**PROBLEM TO WORK ON:** Using the listing below, report all lines holding the word "likes".

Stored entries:
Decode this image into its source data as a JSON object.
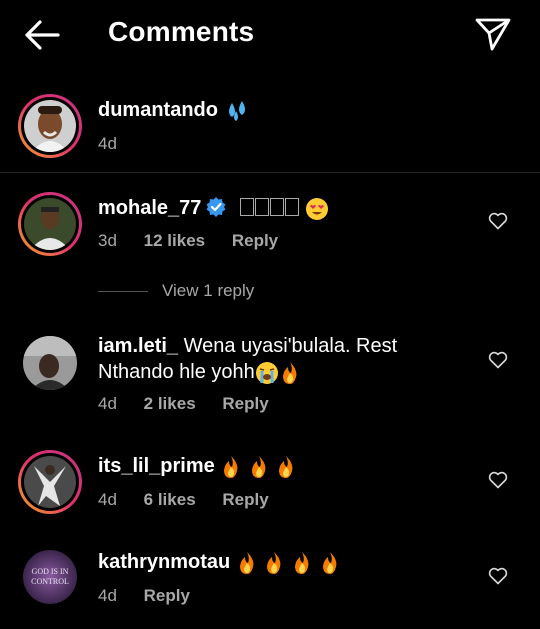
{
  "header": {
    "title": "Comments"
  },
  "post": {
    "username": "dumantando",
    "time": "4d"
  },
  "comments": [
    {
      "username": "mohale_77",
      "time": "3d",
      "likes": "12 likes",
      "reply": "Reply",
      "view_replies": "View 1 reply"
    },
    {
      "username": "iam.leti_",
      "text1": "Wena uyasi'bulala. Rest",
      "text2": "Nthando hle yohh",
      "time": "4d",
      "likes": "2 likes",
      "reply": "Reply"
    },
    {
      "username": "its_lil_prime",
      "time": "4d",
      "likes": "6 likes",
      "reply": "Reply"
    },
    {
      "username": "kathrynmotau",
      "time": "4d",
      "reply": "Reply",
      "avatar_text": "GOD IS IN CONTROL"
    }
  ],
  "colors": {
    "background": "#000000",
    "muted": "#a8a8a8",
    "verified": "#3897f0"
  }
}
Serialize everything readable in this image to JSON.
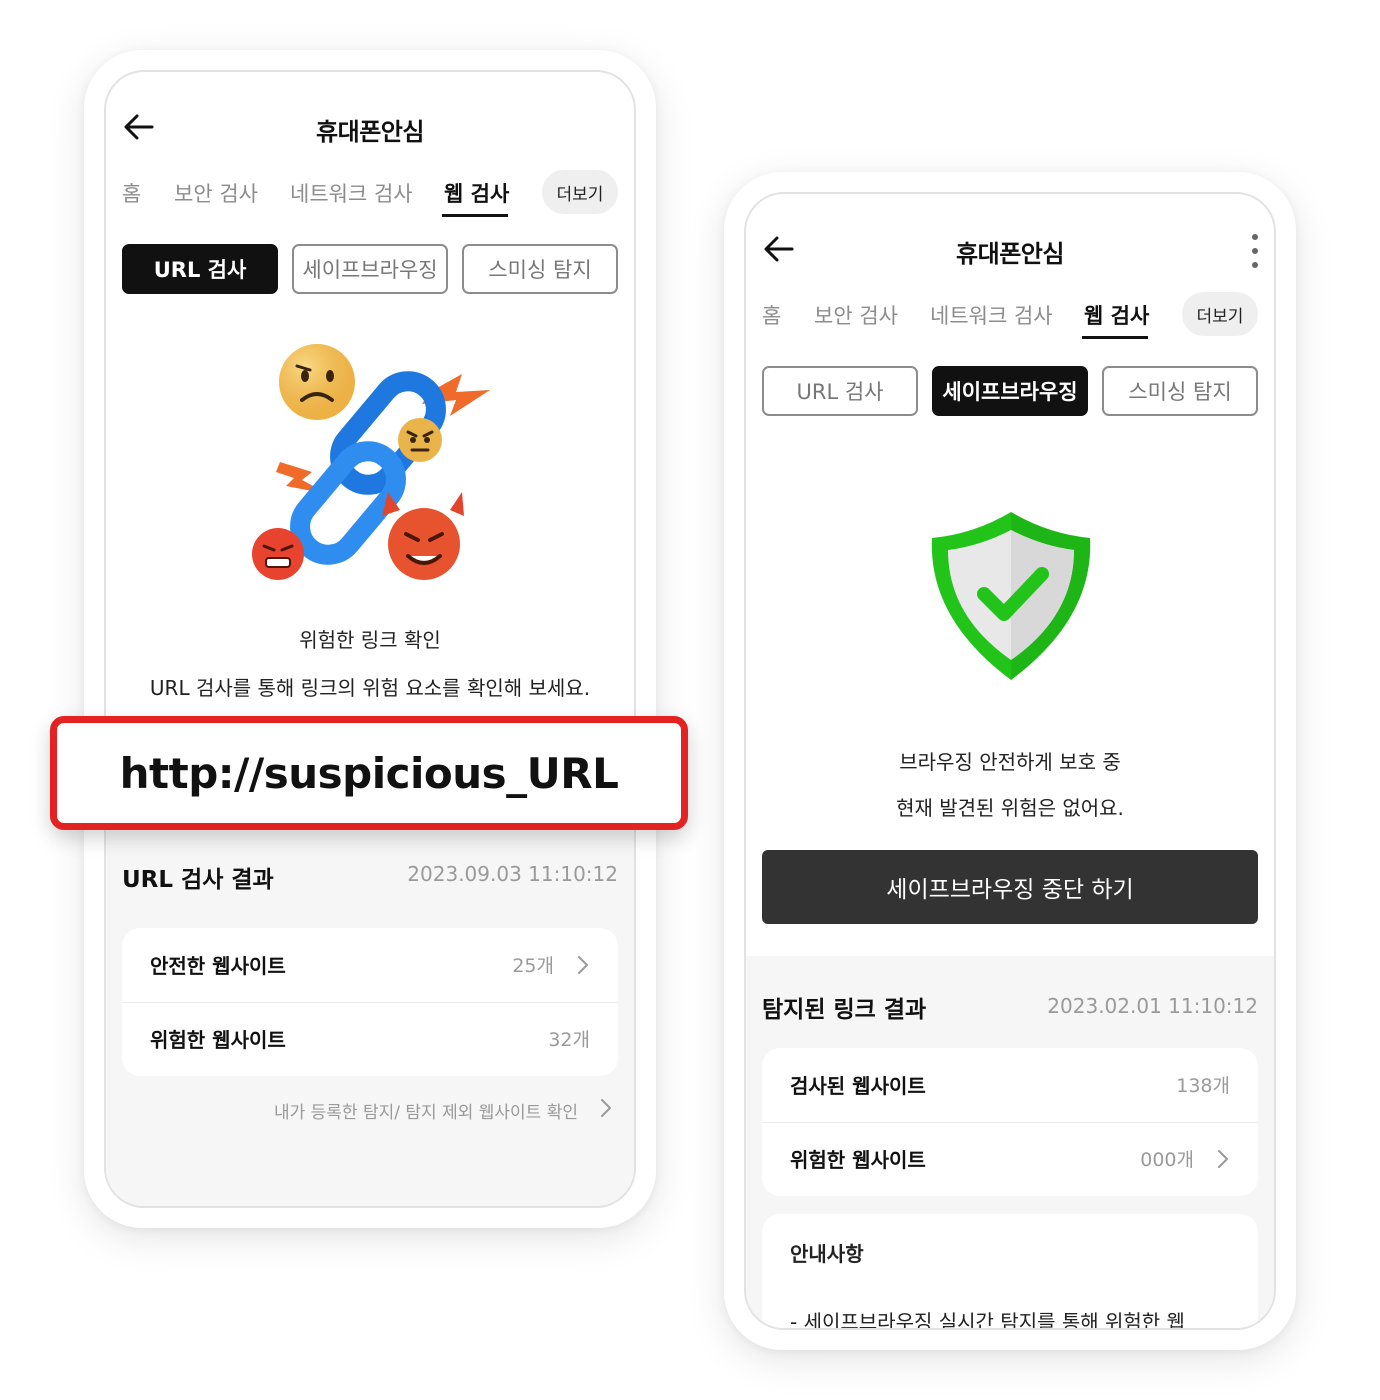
{
  "left_screen": {
    "title": "휴대폰안심",
    "tabs": [
      "홈",
      "보안 검사",
      "네트워크 검사",
      "웹 검사"
    ],
    "more_label": "더보기",
    "segments": [
      "URL 검사",
      "세이프브라우징",
      "스미싱 탐지"
    ],
    "hero_title": "위험한 링크 확인",
    "hero_subtitle": "URL 검사를 통해 링크의 위험 요소를 확인해 보세요.",
    "result_title": "URL 검사 결과",
    "result_date": "2023.09.03 11:10:12",
    "rows": [
      {
        "label": "안전한 웹사이트",
        "value": "25개"
      },
      {
        "label": "위험한 웹사이트",
        "value": "32개"
      }
    ],
    "footnote": "내가 등록한 탐지/ 탐지 제외 웹사이트 확인"
  },
  "url_overlay": "http://suspicious_URL",
  "right_screen": {
    "title": "휴대폰안심",
    "tabs": [
      "홈",
      "보안 검사",
      "네트워크 검사",
      "웹 검사"
    ],
    "more_label": "더보기",
    "segments": [
      "URL 검사",
      "세이프브라우징",
      "스미싱 탐지"
    ],
    "status_title": "브라우징 안전하게 보호 중",
    "status_subtitle": "현재 발견된 위험은 없어요.",
    "stop_button": "세이프브라우징 중단 하기",
    "result_title": "탐지된 링크 결과",
    "result_date": "2023.02.01 11:10:12",
    "rows": [
      {
        "label": "검사된 웹사이트",
        "value": "138개"
      },
      {
        "label": "위험한 웹사이트",
        "value": "000개"
      }
    ],
    "notice_title": "안내사항",
    "notice_text": "- 세이프브라우징 실시간 탐지를 통해 위험한 웹"
  },
  "colors": {
    "accent_red": "#e52222",
    "shield_green": "#22c41a",
    "dark_button": "#333333",
    "chain_blue": "#1f78e0"
  },
  "icons": {
    "back": "arrow-left-icon",
    "more": "kebab-menu-icon",
    "row_link": "chevron-right-icon",
    "hero_left": "broken-chain-with-angry-emojis",
    "hero_right": "green-shield-checkmark"
  }
}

**PROBLEM SOLUTION:**
      "likes": "12 likes",
      "likes": "2 likes",
      "likes": "6 likes",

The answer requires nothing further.